Problem statement:
Give the material again in full, matching it exactly.
### Entries shown
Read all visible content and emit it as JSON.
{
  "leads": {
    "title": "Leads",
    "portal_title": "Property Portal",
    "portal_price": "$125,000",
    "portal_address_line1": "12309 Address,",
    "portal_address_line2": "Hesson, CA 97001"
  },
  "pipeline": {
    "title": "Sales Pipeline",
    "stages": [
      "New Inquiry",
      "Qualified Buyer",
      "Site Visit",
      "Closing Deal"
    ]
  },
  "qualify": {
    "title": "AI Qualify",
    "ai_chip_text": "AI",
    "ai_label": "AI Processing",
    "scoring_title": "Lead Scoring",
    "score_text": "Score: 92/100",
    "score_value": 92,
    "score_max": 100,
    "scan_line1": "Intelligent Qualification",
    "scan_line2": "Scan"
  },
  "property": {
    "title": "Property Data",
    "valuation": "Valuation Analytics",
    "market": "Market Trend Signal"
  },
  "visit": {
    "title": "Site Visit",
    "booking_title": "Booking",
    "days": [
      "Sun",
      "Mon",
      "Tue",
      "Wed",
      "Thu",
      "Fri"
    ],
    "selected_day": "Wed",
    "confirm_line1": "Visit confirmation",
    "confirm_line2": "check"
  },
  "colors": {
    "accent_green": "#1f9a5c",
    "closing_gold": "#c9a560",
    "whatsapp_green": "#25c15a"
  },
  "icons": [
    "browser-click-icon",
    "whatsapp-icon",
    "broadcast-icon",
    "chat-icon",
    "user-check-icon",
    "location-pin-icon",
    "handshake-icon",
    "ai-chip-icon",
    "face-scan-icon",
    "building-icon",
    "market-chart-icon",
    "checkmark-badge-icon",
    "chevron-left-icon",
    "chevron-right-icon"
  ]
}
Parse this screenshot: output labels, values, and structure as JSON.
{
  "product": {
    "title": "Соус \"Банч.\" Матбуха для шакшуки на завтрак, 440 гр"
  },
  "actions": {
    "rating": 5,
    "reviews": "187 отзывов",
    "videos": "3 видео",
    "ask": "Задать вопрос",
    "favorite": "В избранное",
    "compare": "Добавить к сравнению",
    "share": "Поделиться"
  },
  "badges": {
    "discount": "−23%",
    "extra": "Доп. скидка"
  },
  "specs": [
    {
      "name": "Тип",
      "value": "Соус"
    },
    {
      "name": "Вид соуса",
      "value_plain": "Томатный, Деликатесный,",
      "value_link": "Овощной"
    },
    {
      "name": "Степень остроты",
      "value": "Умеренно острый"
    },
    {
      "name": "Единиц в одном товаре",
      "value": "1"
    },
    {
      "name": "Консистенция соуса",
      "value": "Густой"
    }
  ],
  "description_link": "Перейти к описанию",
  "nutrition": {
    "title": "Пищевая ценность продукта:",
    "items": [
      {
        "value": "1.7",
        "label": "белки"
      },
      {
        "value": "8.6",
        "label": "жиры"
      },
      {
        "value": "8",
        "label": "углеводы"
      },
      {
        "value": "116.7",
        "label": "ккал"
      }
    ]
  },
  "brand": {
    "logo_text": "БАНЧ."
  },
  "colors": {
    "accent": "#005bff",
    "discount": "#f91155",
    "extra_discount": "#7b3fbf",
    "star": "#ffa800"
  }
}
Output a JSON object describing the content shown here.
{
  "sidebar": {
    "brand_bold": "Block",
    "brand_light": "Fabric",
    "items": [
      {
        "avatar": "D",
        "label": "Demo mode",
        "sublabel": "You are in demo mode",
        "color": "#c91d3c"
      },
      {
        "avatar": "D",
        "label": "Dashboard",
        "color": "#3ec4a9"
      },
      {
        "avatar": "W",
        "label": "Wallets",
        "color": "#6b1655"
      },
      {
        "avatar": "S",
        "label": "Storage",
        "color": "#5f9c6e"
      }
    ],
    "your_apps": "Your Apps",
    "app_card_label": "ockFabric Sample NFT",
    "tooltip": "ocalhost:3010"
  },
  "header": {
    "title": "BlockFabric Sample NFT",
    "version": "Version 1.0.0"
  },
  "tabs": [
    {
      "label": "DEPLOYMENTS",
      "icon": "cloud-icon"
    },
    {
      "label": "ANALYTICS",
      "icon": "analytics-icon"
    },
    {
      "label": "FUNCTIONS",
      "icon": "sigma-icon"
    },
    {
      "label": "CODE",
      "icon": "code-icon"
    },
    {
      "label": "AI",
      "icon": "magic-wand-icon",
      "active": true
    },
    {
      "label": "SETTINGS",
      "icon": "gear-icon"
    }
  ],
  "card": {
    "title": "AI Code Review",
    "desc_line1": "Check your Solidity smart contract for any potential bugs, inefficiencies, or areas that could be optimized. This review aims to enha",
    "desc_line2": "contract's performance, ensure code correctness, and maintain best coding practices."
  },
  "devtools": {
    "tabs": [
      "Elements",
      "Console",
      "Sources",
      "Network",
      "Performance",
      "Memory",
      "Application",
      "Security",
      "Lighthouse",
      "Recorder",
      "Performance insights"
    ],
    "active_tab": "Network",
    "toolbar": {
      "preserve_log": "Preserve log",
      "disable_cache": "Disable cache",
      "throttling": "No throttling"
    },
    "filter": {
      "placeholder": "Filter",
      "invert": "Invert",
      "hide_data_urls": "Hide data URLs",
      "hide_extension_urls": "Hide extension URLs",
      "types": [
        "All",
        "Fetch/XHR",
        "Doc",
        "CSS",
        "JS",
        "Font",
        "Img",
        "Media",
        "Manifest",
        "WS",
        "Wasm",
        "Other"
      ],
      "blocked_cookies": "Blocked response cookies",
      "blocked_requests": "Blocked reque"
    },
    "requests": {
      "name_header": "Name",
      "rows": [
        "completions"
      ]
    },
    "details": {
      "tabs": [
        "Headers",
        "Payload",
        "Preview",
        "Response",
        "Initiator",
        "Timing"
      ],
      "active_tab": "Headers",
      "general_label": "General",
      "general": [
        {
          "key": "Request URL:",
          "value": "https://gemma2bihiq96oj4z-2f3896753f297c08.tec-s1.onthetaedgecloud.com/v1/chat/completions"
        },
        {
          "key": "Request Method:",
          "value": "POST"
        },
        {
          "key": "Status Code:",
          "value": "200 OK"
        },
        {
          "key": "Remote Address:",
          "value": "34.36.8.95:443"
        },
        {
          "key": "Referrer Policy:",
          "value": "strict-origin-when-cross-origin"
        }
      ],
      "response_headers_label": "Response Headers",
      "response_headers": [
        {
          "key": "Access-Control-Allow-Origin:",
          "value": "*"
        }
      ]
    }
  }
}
######
Worked answer:
Read all visible content and emit it as JSON.
{
  "leads": {
    "title": "Leads",
    "portal_title": "Property Portal",
    "portal_price": "$125,000",
    "portal_address_line1": "12309 Address,",
    "portal_address_line2": "Hesson, CA 97001"
  },
  "pipeline": {
    "title": "Sales Pipeline",
    "stages": [
      "New Inquiry",
      "Qualified Buyer",
      "Site Visit",
      "Closing Deal"
    ]
  },
  "qualify": {
    "title": "AI Qualify",
    "ai_chip_text": "AI",
    "ai_label": "AI Processing",
    "scoring_title": "Lead Scoring",
    "score_text": "Score: 92/100",
    "score_value": 92,
    "score_max": 100,
    "scan_line1": "Intelligent Qualification",
    "scan_line2": "Scan"
  },
  "property": {
    "title": "Property Data",
    "valuation": "Valuation Analytics",
    "market": "Market Trend Signal"
  },
  "visit": {
    "title": "Site Visit",
    "booking_title": "Booking",
    "days": [
      "Sun",
      "Mon",
      "Tue",
      "Wed",
      "Thu",
      "Fri"
    ],
    "selected_day": "Wed",
    "confirm_line1": "Visit confirmation",
    "confirm_line2": "check"
  },
  "colors": {
    "accent_green": "#1f9a5c",
    "closing_gold": "#c9a560",
    "whatsapp_green": "#25c15a"
  },
  "icons": [
    "browser-click-icon",
    "whatsapp-icon",
    "broadcast-icon",
    "chat-icon",
    "user-check-icon",
    "location-pin-icon",
    "handshake-icon",
    "ai-chip-icon",
    "face-scan-icon",
    "building-icon",
    "market-chart-icon",
    "checkmark-badge-icon",
    "chevron-left-icon",
    "chevron-right-icon"
  ]
}
Parse this screenshot: output labels, values, and structure as JSON.
{
  "product": {
    "title": "Соус \"Банч.\" Матбуха для шакшуки на завтрак, 440 гр"
  },
  "actions": {
    "rating": 5,
    "reviews": "187 отзывов",
    "videos": "3 видео",
    "ask": "Задать вопрос",
    "favorite": "В избранное",
    "compare": "Добавить к сравнению",
    "share": "Поделиться"
  },
  "badges": {
    "discount": "−23%",
    "extra": "Доп. скидка"
  },
  "specs": [
    {
      "name": "Тип",
      "value": "Соус"
    },
    {
      "name": "Вид соуса",
      "value_plain": "Томатный, Деликатесный,",
      "value_link": "Овощной"
    },
    {
      "name": "Степень остроты",
      "value": "Умеренно острый"
    },
    {
      "name": "Единиц в одном товаре",
      "value": "1"
    },
    {
      "name": "Консистенция соуса",
      "value": "Густой"
    }
  ],
  "description_link": "Перейти к описанию",
  "nutrition": {
    "title": "Пищевая ценность продукта:",
    "items": [
      {
        "value": "1.7",
        "label": "белки"
      },
      {
        "value": "8.6",
        "label": "жиры"
      },
      {
        "value": "8",
        "label": "углеводы"
      },
      {
        "value": "116.7",
        "label": "ккал"
      }
    ]
  },
  "brand": {
    "logo_text": "БАНЧ."
  },
  "colors": {
    "accent": "#005bff",
    "discount": "#f91155",
    "extra_discount": "#7b3fbf",
    "star": "#ffa800"
  }
}
Output a JSON object describing the content shown here.
{
  "sidebar": {
    "brand_bold": "Block",
    "brand_light": "Fabric",
    "items": [
      {
        "avatar": "D",
        "label": "Demo mode",
        "sublabel": "You are in demo mode",
        "color": "#c91d3c"
      },
      {
        "avatar": "D",
        "label": "Dashboard",
        "color": "#3ec4a9"
      },
      {
        "avatar": "W",
        "label": "Wallets",
        "color": "#6b1655"
      },
      {
        "avatar": "S",
        "label": "Storage",
        "color": "#5f9c6e"
      }
    ],
    "your_apps": "Your Apps",
    "app_card_label": "ockFabric Sample NFT",
    "tooltip": "ocalhost:3010"
  },
  "header": {
    "title": "BlockFabric Sample NFT",
    "version": "Version 1.0.0"
  },
  "tabs": [
    {
      "label": "DEPLOYMENTS",
      "icon": "cloud-icon"
    },
    {
      "label": "ANALYTICS",
      "icon": "analytics-icon"
    },
    {
      "label": "FUNCTIONS",
      "icon": "sigma-icon"
    },
    {
      "label": "CODE",
      "icon": "code-icon"
    },
    {
      "label": "AI",
      "icon": "magic-wand-icon",
      "active": true
    },
    {
      "label": "SETTINGS",
      "icon": "gear-icon"
    }
  ],
  "card": {
    "title": "AI Code Review",
    "desc_line1": "Check your Solidity smart contract for any potential bugs, inefficiencies, or areas that could be optimized. This review aims to enha",
    "desc_line2": "contract's performance, ensure code correctness, and maintain best coding practices."
  },
  "devtools": {
    "tabs": [
      "Elements",
      "Console",
      "Sources",
      "Network",
      "Performance",
      "Memory",
      "Application",
      "Security",
      "Lighthouse",
      "Recorder",
      "Performance insights"
    ],
    "active_tab": "Network",
    "toolbar": {
      "preserve_log": "Preserve log",
      "disable_cache": "Disable cache",
      "throttling": "No throttling"
    },
    "filter": {
      "placeholder": "Filter",
      "invert": "Invert",
      "hide_data_urls": "Hide data URLs",
      "hide_extension_urls": "Hide extension URLs",
      "types": [
        "All",
        "Fetch/XHR",
        "Doc",
        "CSS",
        "JS",
        "Font",
        "Img",
        "Media",
        "Manifest",
        "WS",
        "Wasm",
        "Other"
      ],
      "blocked_cookies": "Blocked response cookies",
      "blocked_requests": "Blocked reque"
    },
    "requests": {
      "name_header": "Name",
      "rows": [
        "completions"
      ]
    },
    "details": {
      "tabs": [
        "Headers",
        "Payload",
        "Preview",
        "Response",
        "Initiator",
        "Timing"
      ],
      "active_tab": "Headers",
      "general_label": "General",
      "general": [
        {
          "key": "Request URL:",
          "value": "https://gemma2bihiq96oj4z-2f3896753f297c08.tec-s1.onthetaedgecloud.com/v1/chat/completions"
        },
        {
          "key": "Request Method:",
          "value": "POST"
        },
        {
          "key": "Status Code:",
          "value": "200 OK"
        },
        {
          "key": "Remote Address:",
          "value": "34.36.8.95:443"
        },
        {
          "key": "Referrer Policy:",
          "value": "strict-origin-when-cross-origin"
        }
      ],
      "response_headers_label": "Response Headers",
      "response_headers": [
        {
          "key": "Access-Control-Allow-Origin:",
          "value": "*"
        }
      ]
    }
  }
}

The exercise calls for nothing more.